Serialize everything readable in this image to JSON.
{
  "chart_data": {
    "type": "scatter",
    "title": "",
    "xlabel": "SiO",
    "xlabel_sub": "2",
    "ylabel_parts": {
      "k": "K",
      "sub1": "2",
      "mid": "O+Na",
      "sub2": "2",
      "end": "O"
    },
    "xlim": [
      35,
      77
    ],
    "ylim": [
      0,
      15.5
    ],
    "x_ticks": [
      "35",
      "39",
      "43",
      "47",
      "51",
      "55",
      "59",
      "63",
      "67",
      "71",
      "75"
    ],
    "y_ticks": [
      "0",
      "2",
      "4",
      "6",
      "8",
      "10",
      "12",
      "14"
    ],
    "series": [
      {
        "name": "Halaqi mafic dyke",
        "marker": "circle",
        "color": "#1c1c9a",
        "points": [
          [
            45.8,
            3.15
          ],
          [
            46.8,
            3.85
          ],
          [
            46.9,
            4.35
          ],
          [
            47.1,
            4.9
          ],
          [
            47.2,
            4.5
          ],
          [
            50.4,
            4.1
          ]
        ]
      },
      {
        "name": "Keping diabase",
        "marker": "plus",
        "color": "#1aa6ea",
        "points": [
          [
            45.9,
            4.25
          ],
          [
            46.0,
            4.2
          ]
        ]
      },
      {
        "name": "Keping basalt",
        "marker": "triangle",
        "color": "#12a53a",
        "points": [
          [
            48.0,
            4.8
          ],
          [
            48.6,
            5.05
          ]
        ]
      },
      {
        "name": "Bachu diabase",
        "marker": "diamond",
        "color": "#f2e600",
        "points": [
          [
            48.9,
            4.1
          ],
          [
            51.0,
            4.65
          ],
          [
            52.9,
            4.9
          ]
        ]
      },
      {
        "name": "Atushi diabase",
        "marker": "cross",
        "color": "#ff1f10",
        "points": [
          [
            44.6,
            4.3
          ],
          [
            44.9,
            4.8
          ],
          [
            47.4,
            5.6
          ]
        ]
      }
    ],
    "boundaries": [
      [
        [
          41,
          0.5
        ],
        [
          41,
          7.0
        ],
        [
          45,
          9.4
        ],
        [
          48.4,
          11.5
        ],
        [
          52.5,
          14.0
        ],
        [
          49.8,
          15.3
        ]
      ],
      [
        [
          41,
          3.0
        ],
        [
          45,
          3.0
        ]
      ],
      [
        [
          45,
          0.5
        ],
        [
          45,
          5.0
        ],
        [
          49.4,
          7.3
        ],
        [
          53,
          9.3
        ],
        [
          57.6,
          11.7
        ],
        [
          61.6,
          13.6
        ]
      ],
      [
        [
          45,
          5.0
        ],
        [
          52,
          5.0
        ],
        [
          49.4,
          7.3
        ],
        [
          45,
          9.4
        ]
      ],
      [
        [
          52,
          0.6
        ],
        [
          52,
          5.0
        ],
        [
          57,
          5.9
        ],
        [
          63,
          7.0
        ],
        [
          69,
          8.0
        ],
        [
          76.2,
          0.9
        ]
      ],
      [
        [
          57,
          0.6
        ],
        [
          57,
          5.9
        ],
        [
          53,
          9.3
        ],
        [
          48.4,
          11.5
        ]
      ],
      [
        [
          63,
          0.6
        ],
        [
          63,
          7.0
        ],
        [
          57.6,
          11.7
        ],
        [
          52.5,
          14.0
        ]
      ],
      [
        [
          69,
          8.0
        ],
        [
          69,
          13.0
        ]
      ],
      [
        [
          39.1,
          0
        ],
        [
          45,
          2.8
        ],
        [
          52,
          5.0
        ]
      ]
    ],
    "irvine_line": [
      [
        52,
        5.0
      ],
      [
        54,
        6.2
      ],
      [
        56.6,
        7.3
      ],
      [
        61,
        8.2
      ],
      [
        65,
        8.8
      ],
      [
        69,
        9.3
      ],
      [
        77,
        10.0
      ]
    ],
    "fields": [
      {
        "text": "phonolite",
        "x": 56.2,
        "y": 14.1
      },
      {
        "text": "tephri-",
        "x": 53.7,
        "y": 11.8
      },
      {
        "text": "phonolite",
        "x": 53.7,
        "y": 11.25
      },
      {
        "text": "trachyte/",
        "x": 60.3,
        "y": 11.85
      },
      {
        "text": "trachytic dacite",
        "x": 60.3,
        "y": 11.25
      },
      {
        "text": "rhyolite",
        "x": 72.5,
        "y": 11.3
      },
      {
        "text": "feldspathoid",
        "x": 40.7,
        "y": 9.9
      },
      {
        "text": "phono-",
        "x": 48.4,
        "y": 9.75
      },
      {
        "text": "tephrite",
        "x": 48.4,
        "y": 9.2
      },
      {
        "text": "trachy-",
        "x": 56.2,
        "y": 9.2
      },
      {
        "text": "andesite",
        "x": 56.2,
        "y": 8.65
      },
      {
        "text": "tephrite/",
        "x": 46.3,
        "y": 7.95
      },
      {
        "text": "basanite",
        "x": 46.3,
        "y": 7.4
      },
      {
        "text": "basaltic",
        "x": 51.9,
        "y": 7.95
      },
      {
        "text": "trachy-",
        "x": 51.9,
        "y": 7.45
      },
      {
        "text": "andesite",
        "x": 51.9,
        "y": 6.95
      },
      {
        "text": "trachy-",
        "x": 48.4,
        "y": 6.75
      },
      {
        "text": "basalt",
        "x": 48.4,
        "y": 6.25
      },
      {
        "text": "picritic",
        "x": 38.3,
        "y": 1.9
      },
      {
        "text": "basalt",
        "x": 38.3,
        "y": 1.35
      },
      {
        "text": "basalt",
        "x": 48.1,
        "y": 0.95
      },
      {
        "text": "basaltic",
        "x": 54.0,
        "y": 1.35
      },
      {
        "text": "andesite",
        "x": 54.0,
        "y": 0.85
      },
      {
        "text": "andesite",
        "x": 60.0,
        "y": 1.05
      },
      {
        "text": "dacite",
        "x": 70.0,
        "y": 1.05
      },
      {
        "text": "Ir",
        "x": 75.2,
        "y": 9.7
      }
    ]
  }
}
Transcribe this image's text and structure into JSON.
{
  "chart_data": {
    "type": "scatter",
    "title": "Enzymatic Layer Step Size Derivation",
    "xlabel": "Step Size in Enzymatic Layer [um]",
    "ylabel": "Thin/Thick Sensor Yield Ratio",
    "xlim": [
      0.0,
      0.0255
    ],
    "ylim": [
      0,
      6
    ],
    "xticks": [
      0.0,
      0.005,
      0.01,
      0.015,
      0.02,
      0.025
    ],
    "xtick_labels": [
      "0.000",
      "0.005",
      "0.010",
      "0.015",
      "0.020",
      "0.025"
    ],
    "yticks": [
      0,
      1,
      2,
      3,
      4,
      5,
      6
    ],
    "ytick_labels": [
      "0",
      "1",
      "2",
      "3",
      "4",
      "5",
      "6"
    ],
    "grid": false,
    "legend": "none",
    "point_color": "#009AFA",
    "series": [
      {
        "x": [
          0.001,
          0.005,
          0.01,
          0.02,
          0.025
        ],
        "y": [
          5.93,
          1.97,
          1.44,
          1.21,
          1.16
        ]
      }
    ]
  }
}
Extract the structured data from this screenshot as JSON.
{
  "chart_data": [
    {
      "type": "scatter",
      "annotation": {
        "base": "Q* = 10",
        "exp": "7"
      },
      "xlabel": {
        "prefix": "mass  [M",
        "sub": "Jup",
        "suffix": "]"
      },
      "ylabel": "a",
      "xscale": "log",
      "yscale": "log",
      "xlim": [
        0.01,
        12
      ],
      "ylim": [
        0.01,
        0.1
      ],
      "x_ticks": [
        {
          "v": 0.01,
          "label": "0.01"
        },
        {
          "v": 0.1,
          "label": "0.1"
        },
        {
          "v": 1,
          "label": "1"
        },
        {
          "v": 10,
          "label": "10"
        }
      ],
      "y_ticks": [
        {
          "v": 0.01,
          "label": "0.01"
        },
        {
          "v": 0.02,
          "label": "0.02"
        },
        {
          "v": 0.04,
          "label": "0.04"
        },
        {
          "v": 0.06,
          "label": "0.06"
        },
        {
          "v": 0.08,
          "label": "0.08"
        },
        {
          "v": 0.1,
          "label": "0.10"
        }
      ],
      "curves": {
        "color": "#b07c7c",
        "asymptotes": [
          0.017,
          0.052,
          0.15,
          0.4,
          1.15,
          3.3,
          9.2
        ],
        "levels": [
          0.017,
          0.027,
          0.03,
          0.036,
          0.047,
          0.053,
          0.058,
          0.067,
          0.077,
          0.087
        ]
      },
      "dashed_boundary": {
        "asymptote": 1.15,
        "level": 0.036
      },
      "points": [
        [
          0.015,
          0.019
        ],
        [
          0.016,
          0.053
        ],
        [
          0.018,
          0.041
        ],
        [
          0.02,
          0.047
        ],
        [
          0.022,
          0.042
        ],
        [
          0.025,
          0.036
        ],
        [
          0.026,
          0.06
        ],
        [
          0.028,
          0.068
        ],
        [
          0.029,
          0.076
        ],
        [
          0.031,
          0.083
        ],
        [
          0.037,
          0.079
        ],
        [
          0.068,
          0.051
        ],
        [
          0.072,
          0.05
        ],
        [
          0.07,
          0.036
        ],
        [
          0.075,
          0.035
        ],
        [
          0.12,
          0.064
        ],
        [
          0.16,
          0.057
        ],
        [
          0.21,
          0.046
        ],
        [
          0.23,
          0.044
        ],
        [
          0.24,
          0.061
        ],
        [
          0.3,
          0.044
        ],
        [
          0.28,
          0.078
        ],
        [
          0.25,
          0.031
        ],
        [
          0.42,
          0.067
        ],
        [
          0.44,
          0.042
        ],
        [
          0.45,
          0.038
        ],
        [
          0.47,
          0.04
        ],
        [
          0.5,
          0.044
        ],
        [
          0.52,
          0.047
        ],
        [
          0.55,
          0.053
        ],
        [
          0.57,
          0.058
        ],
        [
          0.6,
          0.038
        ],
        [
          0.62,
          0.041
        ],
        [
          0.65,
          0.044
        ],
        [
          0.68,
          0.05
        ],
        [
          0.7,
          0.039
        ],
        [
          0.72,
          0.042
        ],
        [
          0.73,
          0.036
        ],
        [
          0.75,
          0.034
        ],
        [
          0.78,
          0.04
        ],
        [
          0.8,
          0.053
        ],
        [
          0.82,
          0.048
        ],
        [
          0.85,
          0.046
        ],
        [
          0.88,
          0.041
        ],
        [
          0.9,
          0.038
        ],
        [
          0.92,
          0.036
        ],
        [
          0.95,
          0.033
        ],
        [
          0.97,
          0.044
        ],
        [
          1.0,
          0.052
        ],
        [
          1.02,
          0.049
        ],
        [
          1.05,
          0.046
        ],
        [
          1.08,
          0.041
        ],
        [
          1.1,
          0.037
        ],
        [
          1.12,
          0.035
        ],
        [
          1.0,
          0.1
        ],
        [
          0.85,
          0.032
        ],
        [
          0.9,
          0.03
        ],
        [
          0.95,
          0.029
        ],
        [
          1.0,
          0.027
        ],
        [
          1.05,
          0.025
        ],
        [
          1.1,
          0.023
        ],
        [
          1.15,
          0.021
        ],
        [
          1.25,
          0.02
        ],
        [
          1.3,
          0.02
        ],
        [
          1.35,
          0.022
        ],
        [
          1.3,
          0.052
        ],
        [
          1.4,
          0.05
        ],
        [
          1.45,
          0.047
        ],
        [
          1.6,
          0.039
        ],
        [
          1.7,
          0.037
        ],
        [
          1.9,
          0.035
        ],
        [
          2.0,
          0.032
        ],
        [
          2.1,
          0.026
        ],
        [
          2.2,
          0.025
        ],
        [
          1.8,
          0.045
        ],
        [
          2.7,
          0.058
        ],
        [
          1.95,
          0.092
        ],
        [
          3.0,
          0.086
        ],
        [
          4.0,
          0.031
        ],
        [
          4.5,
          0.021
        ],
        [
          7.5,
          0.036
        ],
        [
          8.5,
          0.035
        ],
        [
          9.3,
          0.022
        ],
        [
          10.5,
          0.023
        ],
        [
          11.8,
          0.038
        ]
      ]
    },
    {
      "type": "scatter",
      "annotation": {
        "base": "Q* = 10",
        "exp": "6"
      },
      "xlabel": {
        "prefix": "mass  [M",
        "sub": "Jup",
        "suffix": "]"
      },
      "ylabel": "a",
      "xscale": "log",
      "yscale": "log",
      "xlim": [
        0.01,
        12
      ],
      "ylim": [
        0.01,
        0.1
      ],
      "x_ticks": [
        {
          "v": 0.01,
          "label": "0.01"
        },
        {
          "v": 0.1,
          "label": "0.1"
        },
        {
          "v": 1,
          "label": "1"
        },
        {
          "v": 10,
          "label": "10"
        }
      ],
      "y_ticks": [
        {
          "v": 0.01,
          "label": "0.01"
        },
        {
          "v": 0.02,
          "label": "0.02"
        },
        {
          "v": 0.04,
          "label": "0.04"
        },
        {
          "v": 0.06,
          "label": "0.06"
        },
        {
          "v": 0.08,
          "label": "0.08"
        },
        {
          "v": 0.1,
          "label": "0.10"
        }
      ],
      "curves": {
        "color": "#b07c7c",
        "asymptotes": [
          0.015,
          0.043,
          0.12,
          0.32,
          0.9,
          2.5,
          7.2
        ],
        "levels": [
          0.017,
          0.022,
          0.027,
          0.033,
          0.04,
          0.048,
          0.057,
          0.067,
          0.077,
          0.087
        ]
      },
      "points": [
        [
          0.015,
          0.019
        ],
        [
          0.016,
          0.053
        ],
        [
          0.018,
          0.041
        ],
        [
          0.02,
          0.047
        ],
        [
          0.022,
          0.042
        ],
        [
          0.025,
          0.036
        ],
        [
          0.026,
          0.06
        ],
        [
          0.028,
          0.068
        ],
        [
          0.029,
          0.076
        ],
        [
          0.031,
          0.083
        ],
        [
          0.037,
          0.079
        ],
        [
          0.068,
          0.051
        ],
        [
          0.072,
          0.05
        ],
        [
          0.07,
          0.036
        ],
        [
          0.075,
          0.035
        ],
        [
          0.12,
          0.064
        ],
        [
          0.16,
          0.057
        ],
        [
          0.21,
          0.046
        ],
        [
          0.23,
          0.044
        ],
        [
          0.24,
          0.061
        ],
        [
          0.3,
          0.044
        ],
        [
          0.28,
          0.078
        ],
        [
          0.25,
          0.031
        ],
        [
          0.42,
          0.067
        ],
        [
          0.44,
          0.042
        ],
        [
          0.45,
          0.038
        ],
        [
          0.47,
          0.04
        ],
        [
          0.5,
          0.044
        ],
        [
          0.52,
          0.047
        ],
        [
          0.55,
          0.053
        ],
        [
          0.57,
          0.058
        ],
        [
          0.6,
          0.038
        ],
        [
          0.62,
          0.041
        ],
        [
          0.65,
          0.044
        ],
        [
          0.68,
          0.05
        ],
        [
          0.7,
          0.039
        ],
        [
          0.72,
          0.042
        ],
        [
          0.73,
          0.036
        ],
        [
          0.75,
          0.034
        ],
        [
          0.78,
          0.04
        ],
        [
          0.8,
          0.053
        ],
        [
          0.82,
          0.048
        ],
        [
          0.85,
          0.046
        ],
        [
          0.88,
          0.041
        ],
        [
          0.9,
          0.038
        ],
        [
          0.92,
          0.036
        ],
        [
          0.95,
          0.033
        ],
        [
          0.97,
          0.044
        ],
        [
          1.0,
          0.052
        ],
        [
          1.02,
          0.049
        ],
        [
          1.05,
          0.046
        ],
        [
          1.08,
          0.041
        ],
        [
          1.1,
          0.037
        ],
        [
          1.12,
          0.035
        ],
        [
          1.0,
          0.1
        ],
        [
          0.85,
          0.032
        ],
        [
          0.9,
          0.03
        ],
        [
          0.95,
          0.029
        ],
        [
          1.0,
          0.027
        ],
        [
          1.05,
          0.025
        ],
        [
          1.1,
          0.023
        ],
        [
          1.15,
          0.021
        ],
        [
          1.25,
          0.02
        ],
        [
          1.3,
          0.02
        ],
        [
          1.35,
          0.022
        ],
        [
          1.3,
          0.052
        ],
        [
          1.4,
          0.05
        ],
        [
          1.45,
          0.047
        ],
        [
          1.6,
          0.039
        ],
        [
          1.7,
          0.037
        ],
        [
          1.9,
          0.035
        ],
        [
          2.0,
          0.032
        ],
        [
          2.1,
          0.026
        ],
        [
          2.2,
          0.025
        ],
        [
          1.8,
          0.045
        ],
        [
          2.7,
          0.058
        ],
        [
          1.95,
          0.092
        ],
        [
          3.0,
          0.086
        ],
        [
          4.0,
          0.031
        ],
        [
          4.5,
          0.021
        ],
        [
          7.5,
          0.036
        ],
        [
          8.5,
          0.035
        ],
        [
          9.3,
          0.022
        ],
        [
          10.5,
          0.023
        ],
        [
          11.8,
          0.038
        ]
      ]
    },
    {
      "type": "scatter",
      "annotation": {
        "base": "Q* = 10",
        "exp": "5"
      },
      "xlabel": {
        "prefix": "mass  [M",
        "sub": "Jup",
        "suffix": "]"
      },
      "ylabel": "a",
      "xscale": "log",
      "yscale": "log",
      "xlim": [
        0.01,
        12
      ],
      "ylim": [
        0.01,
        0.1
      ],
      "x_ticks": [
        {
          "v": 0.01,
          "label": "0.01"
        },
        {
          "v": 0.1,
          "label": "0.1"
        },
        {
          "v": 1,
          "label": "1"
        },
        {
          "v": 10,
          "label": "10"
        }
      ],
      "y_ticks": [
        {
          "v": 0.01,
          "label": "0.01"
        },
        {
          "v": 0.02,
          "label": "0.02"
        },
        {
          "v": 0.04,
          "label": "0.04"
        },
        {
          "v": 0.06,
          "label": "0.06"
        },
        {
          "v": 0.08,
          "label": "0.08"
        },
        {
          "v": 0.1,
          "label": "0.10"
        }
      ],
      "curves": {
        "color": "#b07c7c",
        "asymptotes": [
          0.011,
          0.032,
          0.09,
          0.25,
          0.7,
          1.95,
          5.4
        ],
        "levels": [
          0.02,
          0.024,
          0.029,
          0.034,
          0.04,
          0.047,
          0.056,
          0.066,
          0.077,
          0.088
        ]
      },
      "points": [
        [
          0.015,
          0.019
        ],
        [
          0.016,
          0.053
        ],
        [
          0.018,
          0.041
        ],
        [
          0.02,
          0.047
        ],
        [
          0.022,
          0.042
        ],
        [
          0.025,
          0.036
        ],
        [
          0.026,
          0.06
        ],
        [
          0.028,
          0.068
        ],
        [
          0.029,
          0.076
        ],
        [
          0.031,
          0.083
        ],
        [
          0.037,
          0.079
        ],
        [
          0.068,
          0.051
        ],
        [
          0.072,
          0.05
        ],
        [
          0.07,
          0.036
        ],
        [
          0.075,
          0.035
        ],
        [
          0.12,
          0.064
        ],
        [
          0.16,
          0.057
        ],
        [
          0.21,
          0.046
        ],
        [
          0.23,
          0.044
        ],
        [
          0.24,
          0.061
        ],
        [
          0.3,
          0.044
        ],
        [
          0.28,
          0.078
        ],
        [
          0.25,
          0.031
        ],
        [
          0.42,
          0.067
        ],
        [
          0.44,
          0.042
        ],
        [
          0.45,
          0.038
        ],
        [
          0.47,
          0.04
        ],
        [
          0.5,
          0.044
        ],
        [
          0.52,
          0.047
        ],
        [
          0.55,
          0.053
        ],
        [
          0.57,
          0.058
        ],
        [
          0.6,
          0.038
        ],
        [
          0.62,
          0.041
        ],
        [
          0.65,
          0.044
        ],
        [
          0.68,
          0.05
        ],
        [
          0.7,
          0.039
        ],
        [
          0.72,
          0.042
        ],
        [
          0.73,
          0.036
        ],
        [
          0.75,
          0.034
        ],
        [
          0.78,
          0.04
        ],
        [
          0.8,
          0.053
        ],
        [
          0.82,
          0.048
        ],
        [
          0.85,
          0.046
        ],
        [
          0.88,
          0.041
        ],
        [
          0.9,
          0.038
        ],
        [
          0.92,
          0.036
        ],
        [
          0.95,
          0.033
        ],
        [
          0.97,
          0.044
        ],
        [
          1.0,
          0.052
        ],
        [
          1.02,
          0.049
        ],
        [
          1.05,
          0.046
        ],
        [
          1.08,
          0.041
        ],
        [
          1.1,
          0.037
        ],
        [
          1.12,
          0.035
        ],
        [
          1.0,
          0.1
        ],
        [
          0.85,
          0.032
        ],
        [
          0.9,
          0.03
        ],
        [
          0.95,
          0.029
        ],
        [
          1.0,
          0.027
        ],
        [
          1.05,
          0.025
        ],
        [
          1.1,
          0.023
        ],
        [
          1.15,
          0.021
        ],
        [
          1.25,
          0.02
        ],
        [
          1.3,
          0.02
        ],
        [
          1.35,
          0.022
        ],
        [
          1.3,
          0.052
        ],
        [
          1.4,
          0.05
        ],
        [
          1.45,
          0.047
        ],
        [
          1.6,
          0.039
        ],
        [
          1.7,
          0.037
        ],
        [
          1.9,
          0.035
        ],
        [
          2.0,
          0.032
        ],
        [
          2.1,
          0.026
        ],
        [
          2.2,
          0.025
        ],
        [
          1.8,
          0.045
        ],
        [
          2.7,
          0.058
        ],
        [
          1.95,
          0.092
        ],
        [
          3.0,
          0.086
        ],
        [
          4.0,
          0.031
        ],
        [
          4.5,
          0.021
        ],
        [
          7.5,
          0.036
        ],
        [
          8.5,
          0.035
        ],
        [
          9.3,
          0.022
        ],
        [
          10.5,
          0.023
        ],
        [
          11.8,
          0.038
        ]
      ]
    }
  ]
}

### Given exercise
List the lines that contain the word "Enzymatic".

### Correct answer
    "title": "Enzymatic Layer Step Size Derivation",
    "xlabel": "Step Size in Enzymatic Layer [um]",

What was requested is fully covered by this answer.